# Problem requirements
Reproduce the records. Keep every word exact and include no images.

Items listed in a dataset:
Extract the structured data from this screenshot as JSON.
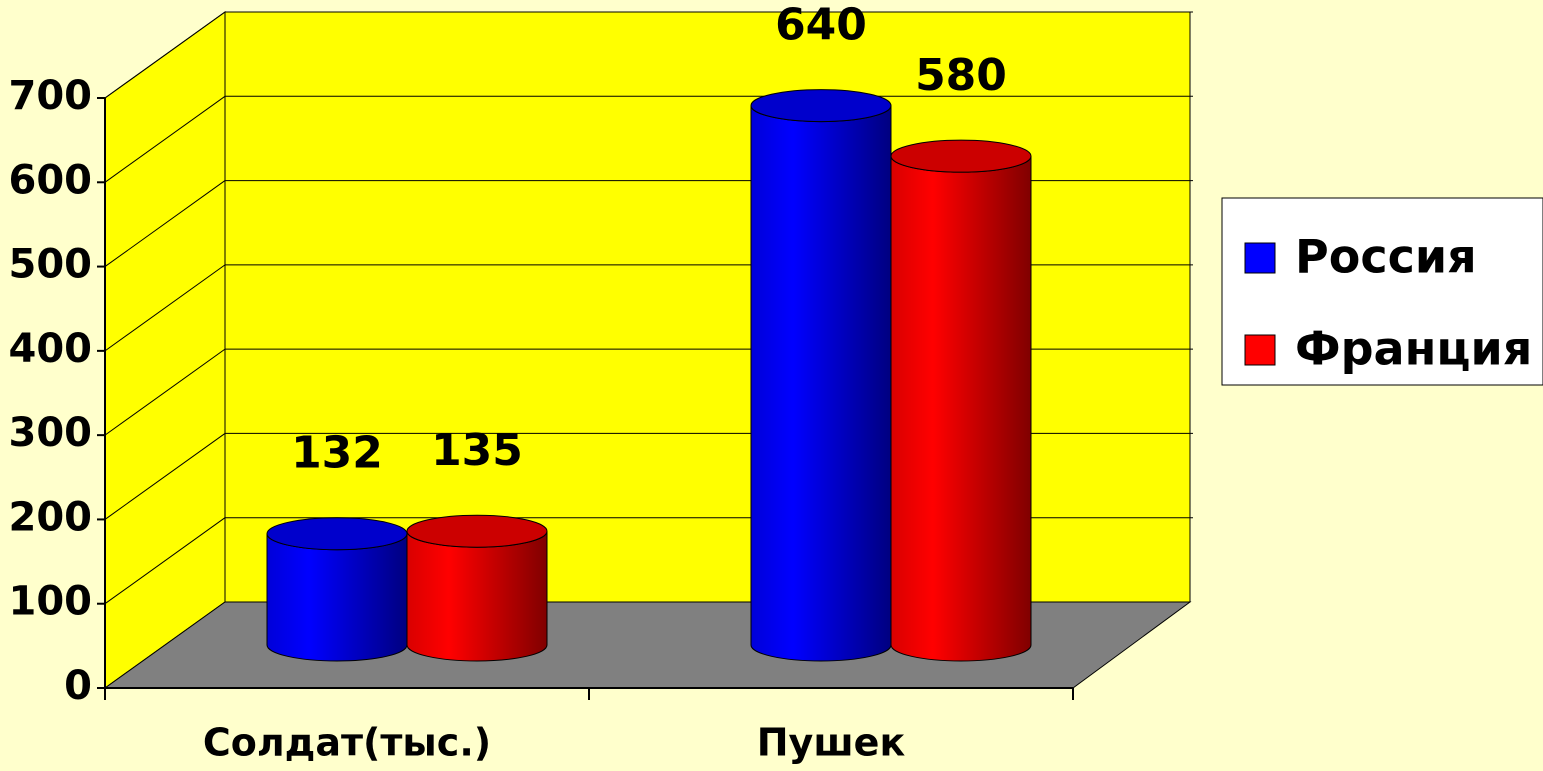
{
  "chart_data": {
    "type": "bar3d",
    "categories": [
      "Солдат(тыс.)",
      "Пушек"
    ],
    "series": [
      {
        "name": "Россия",
        "color": "#0000ff",
        "values": [
          132,
          640
        ]
      },
      {
        "name": "Франция",
        "color": "#ff0000",
        "values": [
          135,
          580
        ]
      }
    ],
    "ylim": [
      0,
      700
    ],
    "yticks": [
      0,
      100,
      200,
      300,
      400,
      500,
      600,
      700
    ],
    "grid": true,
    "legend": "right"
  }
}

# Exercise response
Extract the structured data from this screenshot as JSON.
{
  "chart_data": {
    "type": "bar3d",
    "categories": [
      "Солдат(тыс.)",
      "Пушек"
    ],
    "series": [
      {
        "name": "Россия",
        "color": "#0000ff",
        "values": [
          132,
          640
        ]
      },
      {
        "name": "Франция",
        "color": "#ff0000",
        "values": [
          135,
          580
        ]
      }
    ],
    "ylim": [
      0,
      700
    ],
    "yticks": [
      0,
      100,
      200,
      300,
      400,
      500,
      600,
      700
    ],
    "grid": true,
    "legend": "right"
  }
}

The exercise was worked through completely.